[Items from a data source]
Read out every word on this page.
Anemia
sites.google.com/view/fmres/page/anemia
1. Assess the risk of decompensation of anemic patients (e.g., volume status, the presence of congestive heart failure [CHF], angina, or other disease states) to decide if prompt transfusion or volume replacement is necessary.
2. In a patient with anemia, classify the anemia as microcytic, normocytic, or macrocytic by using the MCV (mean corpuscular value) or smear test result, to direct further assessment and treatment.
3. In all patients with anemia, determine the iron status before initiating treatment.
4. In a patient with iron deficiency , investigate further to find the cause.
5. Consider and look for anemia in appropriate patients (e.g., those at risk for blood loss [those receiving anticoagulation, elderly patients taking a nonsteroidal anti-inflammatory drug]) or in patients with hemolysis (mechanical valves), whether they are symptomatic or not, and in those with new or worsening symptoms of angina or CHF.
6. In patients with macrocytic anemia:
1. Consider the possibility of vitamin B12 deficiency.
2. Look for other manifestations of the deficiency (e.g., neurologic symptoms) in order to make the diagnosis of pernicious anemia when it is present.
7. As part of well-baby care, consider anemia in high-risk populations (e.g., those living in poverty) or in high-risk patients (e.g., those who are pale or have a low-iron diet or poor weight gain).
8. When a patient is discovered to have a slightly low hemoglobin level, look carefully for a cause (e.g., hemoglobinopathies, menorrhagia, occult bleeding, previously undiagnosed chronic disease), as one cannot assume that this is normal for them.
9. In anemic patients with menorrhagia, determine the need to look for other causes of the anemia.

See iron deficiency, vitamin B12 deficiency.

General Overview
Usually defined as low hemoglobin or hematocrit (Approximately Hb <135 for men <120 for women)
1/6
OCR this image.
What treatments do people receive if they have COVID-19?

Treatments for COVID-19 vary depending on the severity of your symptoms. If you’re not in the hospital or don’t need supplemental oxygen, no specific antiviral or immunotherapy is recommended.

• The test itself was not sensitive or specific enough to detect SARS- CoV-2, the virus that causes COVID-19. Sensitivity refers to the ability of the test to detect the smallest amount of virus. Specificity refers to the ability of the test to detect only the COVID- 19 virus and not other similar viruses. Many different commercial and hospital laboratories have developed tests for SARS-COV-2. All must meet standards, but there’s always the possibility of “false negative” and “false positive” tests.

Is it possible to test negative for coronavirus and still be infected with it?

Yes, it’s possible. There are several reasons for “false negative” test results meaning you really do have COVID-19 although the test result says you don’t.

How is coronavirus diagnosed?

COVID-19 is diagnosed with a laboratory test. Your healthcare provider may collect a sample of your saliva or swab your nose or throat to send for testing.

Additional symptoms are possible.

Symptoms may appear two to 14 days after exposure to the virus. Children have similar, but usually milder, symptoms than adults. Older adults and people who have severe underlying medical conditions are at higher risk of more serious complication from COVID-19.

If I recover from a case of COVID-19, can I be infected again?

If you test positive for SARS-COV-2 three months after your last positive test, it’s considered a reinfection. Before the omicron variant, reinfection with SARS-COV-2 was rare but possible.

WORK REQUIRED
All the records above need to be restated exactly, line by line.

OUTPUT
Read out every word on this page.
Anemia
sites.google.com/view/fmres/page/anemia
1. Assess the risk of decompensation of anemic patients (e.g., volume status, the presence of congestive heart failure [CHF], angina, or other disease states) to decide if prompt transfusion or volume replacement is necessary.
2. In a patient with anemia, classify the anemia as microcytic, normocytic, or macrocytic by using the MCV (mean corpuscular value) or smear test result, to direct further assessment and treatment.
3. In all patients with anemia, determine the iron status before initiating treatment.
4. In a patient with iron deficiency , investigate further to find the cause.
5. Consider and look for anemia in appropriate patients (e.g., those at risk for blood loss [those receiving anticoagulation, elderly patients taking a nonsteroidal anti-inflammatory drug]) or in patients with hemolysis (mechanical valves), whether they are symptomatic or not, and in those with new or worsening symptoms of angina or CHF.
6. In patients with macrocytic anemia:
1. Consider the possibility of vitamin B12 deficiency.
2. Look for other manifestations of the deficiency (e.g., neurologic symptoms) in order to make the diagnosis of pernicious anemia when it is present.
7. As part of well-baby care, consider anemia in high-risk populations (e.g., those living in poverty) or in high-risk patients (e.g., those who are pale or have a low-iron diet or poor weight gain).
8. When a patient is discovered to have a slightly low hemoglobin level, look carefully for a cause (e.g., hemoglobinopathies, menorrhagia, occult bleeding, previously undiagnosed chronic disease), as one cannot assume that this is normal for them.
9. In anemic patients with menorrhagia, determine the need to look for other causes of the anemia.

See iron deficiency, vitamin B12 deficiency.

General Overview
Usually defined as low hemoglobin or hematocrit (Approximately Hb <135 for men <120 for women)
1/6
OCR this image.
What treatments do people receive if they have COVID-19?

Treatments for COVID-19 vary depending on the severity of your symptoms. If you’re not in the hospital or don’t need supplemental oxygen, no specific antiviral or immunotherapy is recommended.

• The test itself was not sensitive or specific enough to detect SARS- CoV-2, the virus that causes COVID-19. Sensitivity refers to the ability of the test to detect the smallest amount of virus. Specificity refers to the ability of the test to detect only the COVID- 19 virus and not other similar viruses. Many different commercial and hospital laboratories have developed tests for SARS-COV-2. All must meet standards, but there’s always the possibility of “false negative” and “false positive” tests.

Is it possible to test negative for coronavirus and still be infected with it?

Yes, it’s possible. There are several reasons for “false negative” test results meaning you really do have COVID-19 although the test result says you don’t.

How is coronavirus diagnosed?

COVID-19 is diagnosed with a laboratory test. Your healthcare provider may collect a sample of your saliva or swab your nose or throat to send for testing.

Additional symptoms are possible.

Symptoms may appear two to 14 days after exposure to the virus. Children have similar, but usually milder, symptoms than adults. Older adults and people who have severe underlying medical conditions are at higher risk of more serious complication from COVID-19.

If I recover from a case of COVID-19, can I be infected again?

If you test positive for SARS-COV-2 three months after your last positive test, it’s considered a reinfection. Before the omicron variant, reinfection with SARS-COV-2 was rare but possible.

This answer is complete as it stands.